## start Supplied material

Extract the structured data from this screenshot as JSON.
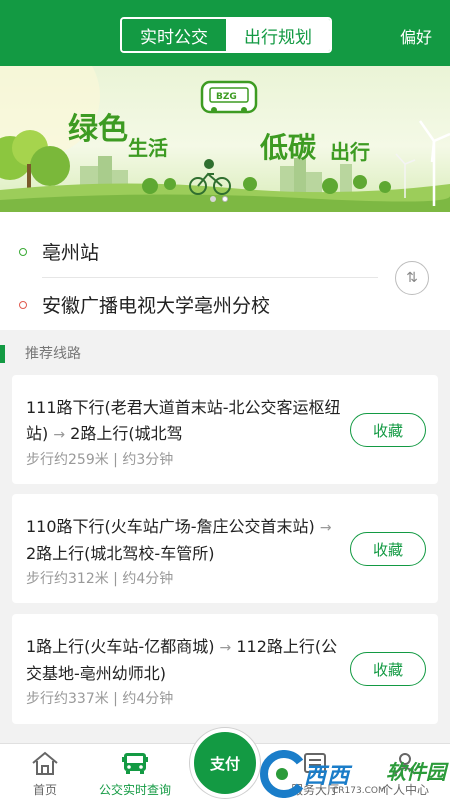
{
  "header": {
    "tabs": [
      {
        "label": "实时公交",
        "active": true
      },
      {
        "label": "出行规划",
        "active": false
      }
    ],
    "preference_label": "偏好"
  },
  "banner": {
    "slogan_green": "绿色",
    "slogan_life": "生活",
    "slogan_low": "低碳",
    "slogan_travel": "出行",
    "logo_text": "BZG",
    "current_slide": 2,
    "slide_count": 2
  },
  "route": {
    "origin": "亳州站",
    "destination": "安徽广播电视大学亳州分校",
    "swap_icon": "swap-vertical-icon"
  },
  "section": {
    "title": "推荐线路"
  },
  "routes": [
    {
      "line_a": "111路下行(老君大道首末站-北公交客运枢纽站)",
      "line_b": "2路上行(城北驾",
      "walk": "步行约259米",
      "time": "约3分钟",
      "fav_label": "收藏"
    },
    {
      "line_a": "110路下行(火车站广场-詹庄公交首末站)",
      "line_b": "2路上行(城北驾校-车管所)",
      "walk": "步行约312米",
      "time": "约4分钟",
      "fav_label": "收藏"
    },
    {
      "line_a": "1路上行(火车站-亿都商城)",
      "line_b": "112路上行(公交基地-亳州幼师北)",
      "walk": "步行约337米",
      "time": "约4分钟",
      "fav_label": "收藏"
    }
  ],
  "nav": {
    "items": [
      {
        "label": "首页",
        "icon": "home-icon",
        "active": false
      },
      {
        "label": "公交实时查询",
        "icon": "bus-icon",
        "active": true
      },
      {
        "label": "服务大厅",
        "icon": "service-icon",
        "active": false
      },
      {
        "label": "个人中心",
        "icon": "user-icon",
        "active": false
      }
    ],
    "pay_label": "支付"
  },
  "watermark": {
    "brand": "西西",
    "brand_right": "软件园",
    "url": "CR173.COM"
  },
  "colors": {
    "primary": "#139a43",
    "origin_dot": "#3aaa35",
    "destination_dot": "#e05a4f"
  }
}
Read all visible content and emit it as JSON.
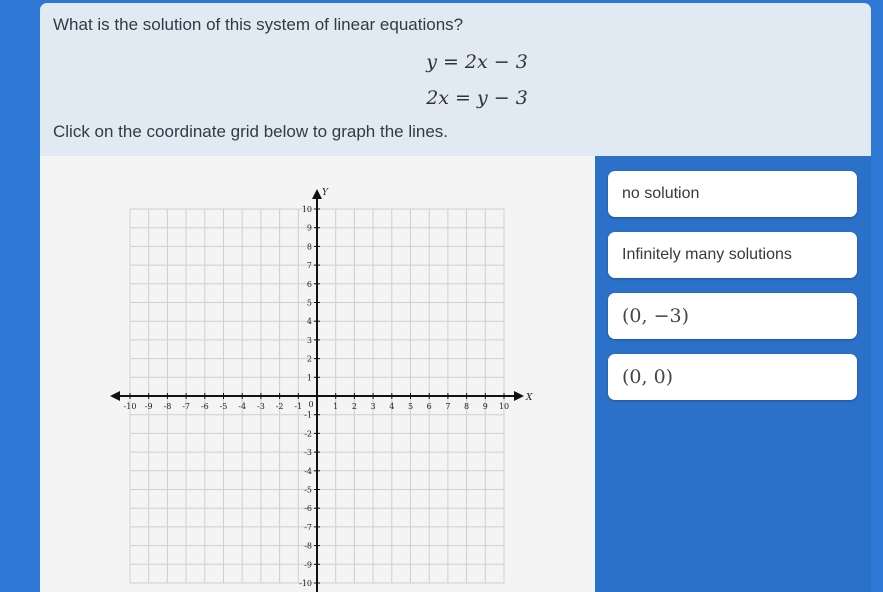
{
  "question": {
    "prompt": "What is the solution of this system of linear equations?",
    "equation1": "y = 2x − 3",
    "equation2": "2x = y − 3",
    "instruction": "Click on the coordinate grid below to graph the lines."
  },
  "graph": {
    "x_axis_label": "X",
    "y_axis_label": "Y",
    "x_range": [
      -10,
      10
    ],
    "y_range": [
      -10,
      10
    ],
    "x_tick_labels": [
      "-10",
      "-9",
      "-8",
      "-7",
      "-6",
      "-5",
      "-4",
      "-3",
      "-2",
      "-1",
      "1",
      "2",
      "3",
      "4",
      "5",
      "6",
      "7",
      "8",
      "9",
      "10"
    ],
    "y_tick_labels": [
      "10",
      "9",
      "8",
      "7",
      "6",
      "5",
      "4",
      "3",
      "2",
      "1",
      "-1",
      "-2",
      "-3",
      "-4",
      "-5",
      "-6",
      "-7",
      "-8",
      "-9",
      "-10"
    ]
  },
  "choices": [
    {
      "label": "no solution"
    },
    {
      "label": "Infinitely many solutions"
    },
    {
      "label": "(0, −3)"
    },
    {
      "label": "(0,  0)"
    }
  ],
  "colors": {
    "background": "#2f77d4",
    "question_panel": "#e1e9f3",
    "graph_panel": "#f4f4f4",
    "choice_card": "#ffffff"
  }
}
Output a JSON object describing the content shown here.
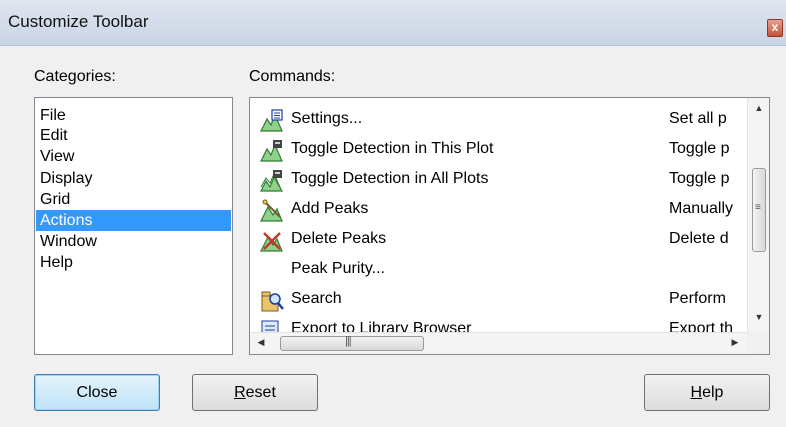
{
  "window": {
    "title": "Customize Toolbar",
    "close_glyph": "x"
  },
  "categories": {
    "label": "Categories:",
    "items": [
      "File",
      "Edit",
      "View",
      "Display",
      "Grid",
      "Actions",
      "Window",
      "Help"
    ],
    "selected": "Actions"
  },
  "commands": {
    "label": "Commands:",
    "items": [
      {
        "name": "Settings...",
        "desc": "Set all p",
        "icon": "settings-icon"
      },
      {
        "name": "Toggle Detection in This Plot",
        "desc": "Toggle p",
        "icon": "toggle-detection-plot-icon"
      },
      {
        "name": "Toggle Detection in All Plots",
        "desc": "Toggle p",
        "icon": "toggle-detection-all-icon"
      },
      {
        "name": "Add Peaks",
        "desc": "Manually",
        "icon": "add-peaks-icon"
      },
      {
        "name": "Delete Peaks",
        "desc": "Delete d",
        "icon": "delete-peaks-icon"
      },
      {
        "name": "Peak Purity...",
        "desc": "",
        "icon": ""
      },
      {
        "name": "Search",
        "desc": "Perform",
        "icon": "search-icon"
      },
      {
        "name": "Export to Library Browser",
        "desc": "Export th",
        "icon": "export-library-icon"
      }
    ],
    "vscroll_position": 0.45
  },
  "buttons": {
    "close": "Close",
    "reset": "Reset",
    "help": "Help"
  },
  "colors": {
    "selection": "#3399ff",
    "default_button": "#bde3f8"
  }
}
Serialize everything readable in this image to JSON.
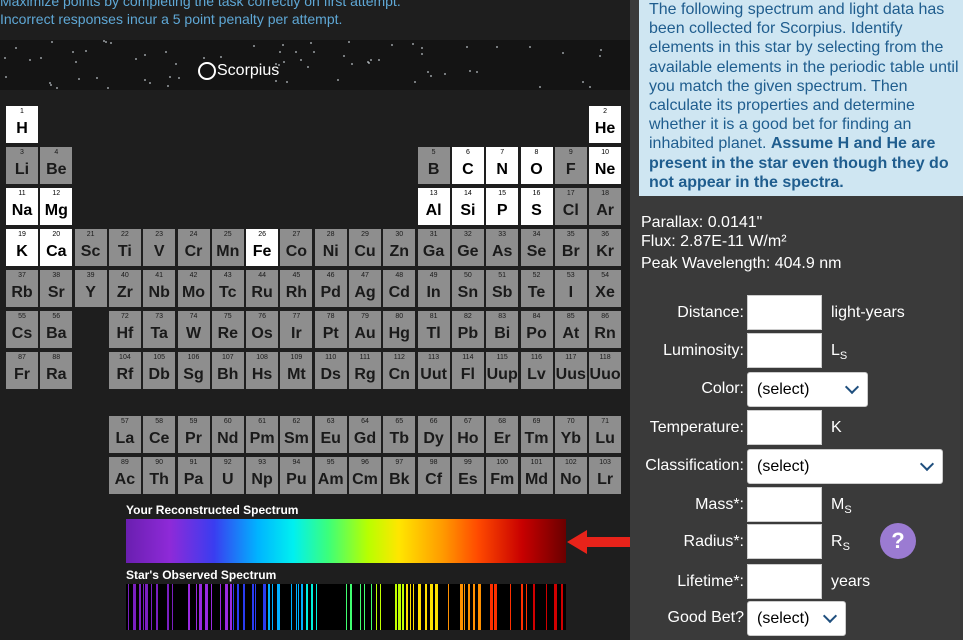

## end Supplied material

**Your objective**
All the material shown above is to be copied exactly, with no pictures carried over.

**Complete response**
Extract the structured data from this screenshot as JSON.
{
  "header": {
    "tabs": [
      {
        "label": "实时公交",
        "active": true
      },
      {
        "label": "出行规划",
        "active": false
      }
    ],
    "preference_label": "偏好"
  },
  "banner": {
    "slogan_green": "绿色",
    "slogan_life": "生活",
    "slogan_low": "低碳",
    "slogan_travel": "出行",
    "logo_text": "BZG",
    "current_slide": 2,
    "slide_count": 2
  },
  "route": {
    "origin": "亳州站",
    "destination": "安徽广播电视大学亳州分校",
    "swap_icon": "swap-vertical-icon"
  },
  "section": {
    "title": "推荐线路"
  },
  "routes": [
    {
      "line_a": "111路下行(老君大道首末站-北公交客运枢纽站)",
      "line_b": "2路上行(城北驾",
      "walk": "步行约259米",
      "time": "约3分钟",
      "fav_label": "收藏"
    },
    {
      "line_a": "110路下行(火车站广场-詹庄公交首末站)",
      "line_b": "2路上行(城北驾校-车管所)",
      "walk": "步行约312米",
      "time": "约4分钟",
      "fav_label": "收藏"
    },
    {
      "line_a": "1路上行(火车站-亿都商城)",
      "line_b": "112路上行(公交基地-亳州幼师北)",
      "walk": "步行约337米",
      "time": "约4分钟",
      "fav_label": "收藏"
    }
  ],
  "nav": {
    "items": [
      {
        "label": "首页",
        "icon": "home-icon",
        "active": false
      },
      {
        "label": "公交实时查询",
        "icon": "bus-icon",
        "active": true
      },
      {
        "label": "服务大厅",
        "icon": "service-icon",
        "active": false
      },
      {
        "label": "个人中心",
        "icon": "user-icon",
        "active": false
      }
    ],
    "pay_label": "支付"
  },
  "watermark": {
    "brand": "西西",
    "brand_right": "软件园",
    "url": "CR173.COM"
  },
  "colors": {
    "primary": "#139a43",
    "origin_dot": "#3aaa35",
    "destination_dot": "#e05a4f"
  }
}
Read all visible content and emit it as JSON.
{
  "question": {
    "prompt": "What is the solution of this system of linear equations?",
    "equation1": "y = 2x − 3",
    "equation2": "2x = y − 3",
    "instruction": "Click on the coordinate grid below to graph the lines."
  },
  "graph": {
    "x_axis_label": "X",
    "y_axis_label": "Y",
    "x_range": [
      -10,
      10
    ],
    "y_range": [
      -10,
      10
    ],
    "x_tick_labels": [
      "-10",
      "-9",
      "-8",
      "-7",
      "-6",
      "-5",
      "-4",
      "-3",
      "-2",
      "-1",
      "1",
      "2",
      "3",
      "4",
      "5",
      "6",
      "7",
      "8",
      "9",
      "10"
    ],
    "y_tick_labels": [
      "10",
      "9",
      "8",
      "7",
      "6",
      "5",
      "4",
      "3",
      "2",
      "1",
      "-1",
      "-2",
      "-3",
      "-4",
      "-5",
      "-6",
      "-7",
      "-8",
      "-9",
      "-10"
    ]
  },
  "choices": [
    {
      "label": "no solution"
    },
    {
      "label": "Infinitely many solutions"
    },
    {
      "label": "(0, −3)"
    },
    {
      "label": "(0,  0)"
    }
  ],
  "colors": {
    "background": "#2f77d4",
    "question_panel": "#e1e9f3",
    "graph_panel": "#f4f4f4",
    "choice_card": "#ffffff"
  }
}
Output a JSON object describing the content shown here.
{
  "window": {
    "title": "Customize Toolbar",
    "close_glyph": "x"
  },
  "categories": {
    "label": "Categories:",
    "items": [
      "File",
      "Edit",
      "View",
      "Display",
      "Grid",
      "Actions",
      "Window",
      "Help"
    ],
    "selected": "Actions"
  },
  "commands": {
    "label": "Commands:",
    "items": [
      {
        "name": "Settings...",
        "desc": "Set all p",
        "icon": "settings-icon"
      },
      {
        "name": "Toggle Detection in This Plot",
        "desc": "Toggle p",
        "icon": "toggle-detection-plot-icon"
      },
      {
        "name": "Toggle Detection in All Plots",
        "desc": "Toggle p",
        "icon": "toggle-detection-all-icon"
      },
      {
        "name": "Add Peaks",
        "desc": "Manually",
        "icon": "add-peaks-icon"
      },
      {
        "name": "Delete Peaks",
        "desc": "Delete d",
        "icon": "delete-peaks-icon"
      },
      {
        "name": "Peak Purity...",
        "desc": "",
        "icon": ""
      },
      {
        "name": "Search",
        "desc": "Perform",
        "icon": "search-icon"
      },
      {
        "name": "Export to Library Browser",
        "desc": "Export th",
        "icon": "export-library-icon"
      }
    ],
    "vscroll_position": 0.45
  },
  "buttons": {
    "close": "Close",
    "reset": "Reset",
    "help": "Help"
  },
  "colors": {
    "selection": "#3399ff",
    "default_button": "#bde3f8"
  }
}
Serialize everything readable in this image to JSON.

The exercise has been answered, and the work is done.